[BEGIN Raw data]
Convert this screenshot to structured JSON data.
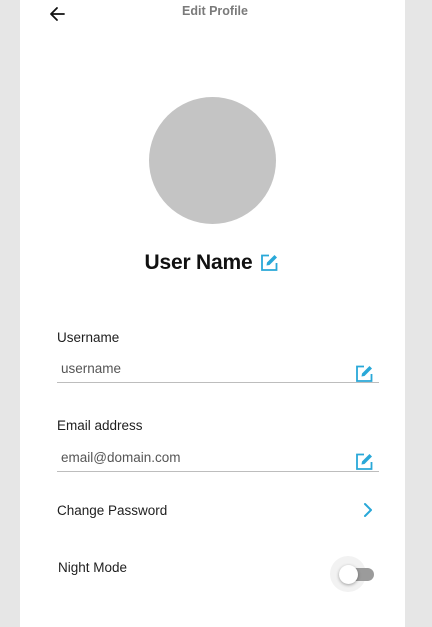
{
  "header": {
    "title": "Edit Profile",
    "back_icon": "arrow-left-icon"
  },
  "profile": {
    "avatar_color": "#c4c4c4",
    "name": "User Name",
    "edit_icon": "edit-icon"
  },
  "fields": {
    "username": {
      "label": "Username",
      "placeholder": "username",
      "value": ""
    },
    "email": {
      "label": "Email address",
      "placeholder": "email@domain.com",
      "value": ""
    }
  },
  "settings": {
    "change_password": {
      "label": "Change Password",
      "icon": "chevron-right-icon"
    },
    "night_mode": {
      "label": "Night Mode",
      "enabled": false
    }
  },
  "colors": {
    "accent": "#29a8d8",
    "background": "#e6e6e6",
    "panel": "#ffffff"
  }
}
[END Raw data]
[BEGIN Raw data]
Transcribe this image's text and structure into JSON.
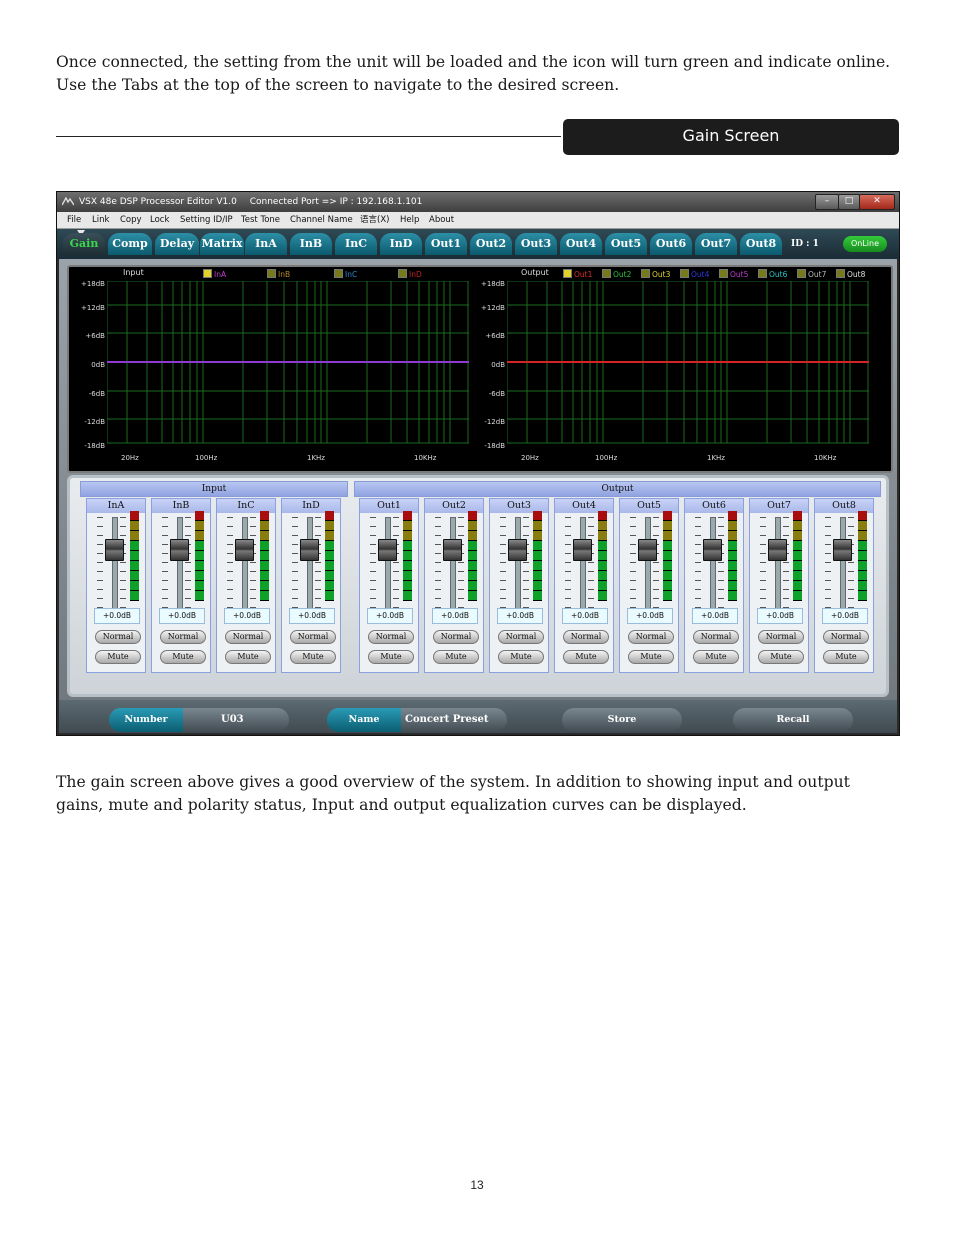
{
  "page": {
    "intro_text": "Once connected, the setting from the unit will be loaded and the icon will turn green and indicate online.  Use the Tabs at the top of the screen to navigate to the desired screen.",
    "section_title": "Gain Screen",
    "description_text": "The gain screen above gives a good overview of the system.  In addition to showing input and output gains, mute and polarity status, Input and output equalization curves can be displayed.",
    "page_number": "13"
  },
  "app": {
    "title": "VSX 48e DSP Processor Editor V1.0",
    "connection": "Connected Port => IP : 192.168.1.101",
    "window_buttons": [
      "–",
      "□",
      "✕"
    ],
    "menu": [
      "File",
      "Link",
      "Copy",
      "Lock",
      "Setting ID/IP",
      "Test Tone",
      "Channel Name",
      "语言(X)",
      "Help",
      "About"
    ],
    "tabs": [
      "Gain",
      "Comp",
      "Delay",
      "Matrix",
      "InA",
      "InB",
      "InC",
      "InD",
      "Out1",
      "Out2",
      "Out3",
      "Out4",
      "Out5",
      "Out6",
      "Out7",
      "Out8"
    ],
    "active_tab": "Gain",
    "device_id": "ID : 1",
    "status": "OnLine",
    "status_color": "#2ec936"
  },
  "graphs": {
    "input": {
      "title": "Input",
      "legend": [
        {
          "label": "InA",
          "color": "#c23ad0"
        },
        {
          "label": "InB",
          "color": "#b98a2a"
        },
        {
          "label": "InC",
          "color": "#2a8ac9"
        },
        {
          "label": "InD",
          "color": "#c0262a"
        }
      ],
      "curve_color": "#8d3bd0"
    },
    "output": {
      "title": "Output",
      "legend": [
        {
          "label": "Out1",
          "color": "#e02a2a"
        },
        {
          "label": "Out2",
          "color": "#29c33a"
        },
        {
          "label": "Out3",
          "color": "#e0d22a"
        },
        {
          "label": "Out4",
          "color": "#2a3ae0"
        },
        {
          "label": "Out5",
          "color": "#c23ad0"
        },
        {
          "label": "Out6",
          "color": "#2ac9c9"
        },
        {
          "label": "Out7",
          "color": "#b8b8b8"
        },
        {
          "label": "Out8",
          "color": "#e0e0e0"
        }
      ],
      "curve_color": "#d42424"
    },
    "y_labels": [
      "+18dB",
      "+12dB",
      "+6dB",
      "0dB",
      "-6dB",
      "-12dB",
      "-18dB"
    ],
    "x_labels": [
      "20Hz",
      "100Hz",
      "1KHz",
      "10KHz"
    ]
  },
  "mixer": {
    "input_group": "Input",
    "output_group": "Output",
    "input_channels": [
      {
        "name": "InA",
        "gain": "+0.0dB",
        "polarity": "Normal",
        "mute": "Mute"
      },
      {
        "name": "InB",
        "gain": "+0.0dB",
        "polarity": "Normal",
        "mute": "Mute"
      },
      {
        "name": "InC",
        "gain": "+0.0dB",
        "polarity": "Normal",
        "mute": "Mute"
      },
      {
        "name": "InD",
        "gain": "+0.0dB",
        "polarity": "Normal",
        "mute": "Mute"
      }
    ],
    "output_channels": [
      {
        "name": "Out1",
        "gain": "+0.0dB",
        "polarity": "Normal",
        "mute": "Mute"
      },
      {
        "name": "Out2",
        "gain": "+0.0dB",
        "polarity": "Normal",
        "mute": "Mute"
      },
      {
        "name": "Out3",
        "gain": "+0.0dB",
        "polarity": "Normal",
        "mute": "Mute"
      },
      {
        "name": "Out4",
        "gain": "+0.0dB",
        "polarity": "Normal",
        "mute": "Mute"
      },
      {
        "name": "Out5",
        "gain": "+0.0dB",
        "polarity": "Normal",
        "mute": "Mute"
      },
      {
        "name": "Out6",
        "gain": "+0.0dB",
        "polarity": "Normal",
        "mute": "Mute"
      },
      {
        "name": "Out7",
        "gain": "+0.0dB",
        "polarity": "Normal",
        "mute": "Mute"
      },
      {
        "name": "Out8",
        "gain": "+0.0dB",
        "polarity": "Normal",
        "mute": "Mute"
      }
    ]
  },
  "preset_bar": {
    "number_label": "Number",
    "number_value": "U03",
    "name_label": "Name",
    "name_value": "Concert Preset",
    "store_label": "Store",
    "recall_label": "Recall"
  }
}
[END Raw data]
[BEGIN Raw data]
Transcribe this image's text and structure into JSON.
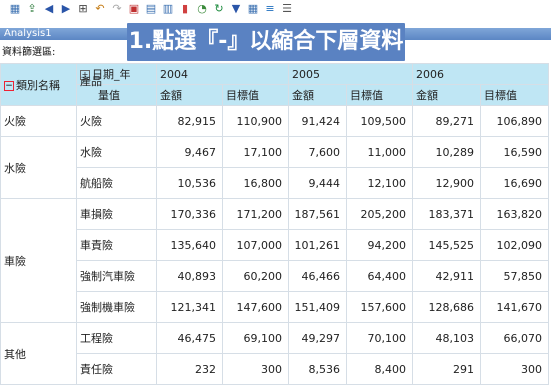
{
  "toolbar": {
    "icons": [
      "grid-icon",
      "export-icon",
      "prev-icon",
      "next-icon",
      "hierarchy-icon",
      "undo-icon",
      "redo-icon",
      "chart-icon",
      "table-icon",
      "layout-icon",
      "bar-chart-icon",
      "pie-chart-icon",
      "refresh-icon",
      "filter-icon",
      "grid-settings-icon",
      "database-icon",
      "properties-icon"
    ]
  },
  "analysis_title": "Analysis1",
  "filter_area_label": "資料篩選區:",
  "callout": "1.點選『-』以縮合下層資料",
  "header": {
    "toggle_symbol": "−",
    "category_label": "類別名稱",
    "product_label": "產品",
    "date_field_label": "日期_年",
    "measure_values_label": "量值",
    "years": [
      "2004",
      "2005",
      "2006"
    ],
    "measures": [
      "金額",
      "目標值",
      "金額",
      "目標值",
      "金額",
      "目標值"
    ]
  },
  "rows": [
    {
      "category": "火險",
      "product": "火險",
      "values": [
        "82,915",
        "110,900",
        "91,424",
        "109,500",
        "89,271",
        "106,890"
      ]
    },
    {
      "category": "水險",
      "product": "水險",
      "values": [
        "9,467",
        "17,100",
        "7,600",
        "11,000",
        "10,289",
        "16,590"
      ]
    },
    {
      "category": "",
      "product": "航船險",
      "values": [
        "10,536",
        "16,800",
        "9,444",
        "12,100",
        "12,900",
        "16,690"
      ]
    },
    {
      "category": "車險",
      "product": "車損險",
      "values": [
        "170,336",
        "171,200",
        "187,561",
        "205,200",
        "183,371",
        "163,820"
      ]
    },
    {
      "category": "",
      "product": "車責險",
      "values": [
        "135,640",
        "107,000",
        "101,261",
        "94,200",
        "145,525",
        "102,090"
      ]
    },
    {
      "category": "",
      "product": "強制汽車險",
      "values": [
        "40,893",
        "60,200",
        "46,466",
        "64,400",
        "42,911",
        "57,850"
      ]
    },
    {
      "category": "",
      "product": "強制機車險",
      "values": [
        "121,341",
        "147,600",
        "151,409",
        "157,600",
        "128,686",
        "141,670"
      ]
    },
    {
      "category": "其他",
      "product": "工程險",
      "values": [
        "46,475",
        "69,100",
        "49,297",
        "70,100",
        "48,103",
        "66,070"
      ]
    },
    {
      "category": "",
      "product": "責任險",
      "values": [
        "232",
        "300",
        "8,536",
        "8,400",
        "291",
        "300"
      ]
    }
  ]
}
[END Raw data]
**Problem to work on:**
Scan the data for the word "chart" and copy every line where it shows up.

**Task output:**
      "chart-icon",
      "bar-chart-icon",
      "pie-chart-icon",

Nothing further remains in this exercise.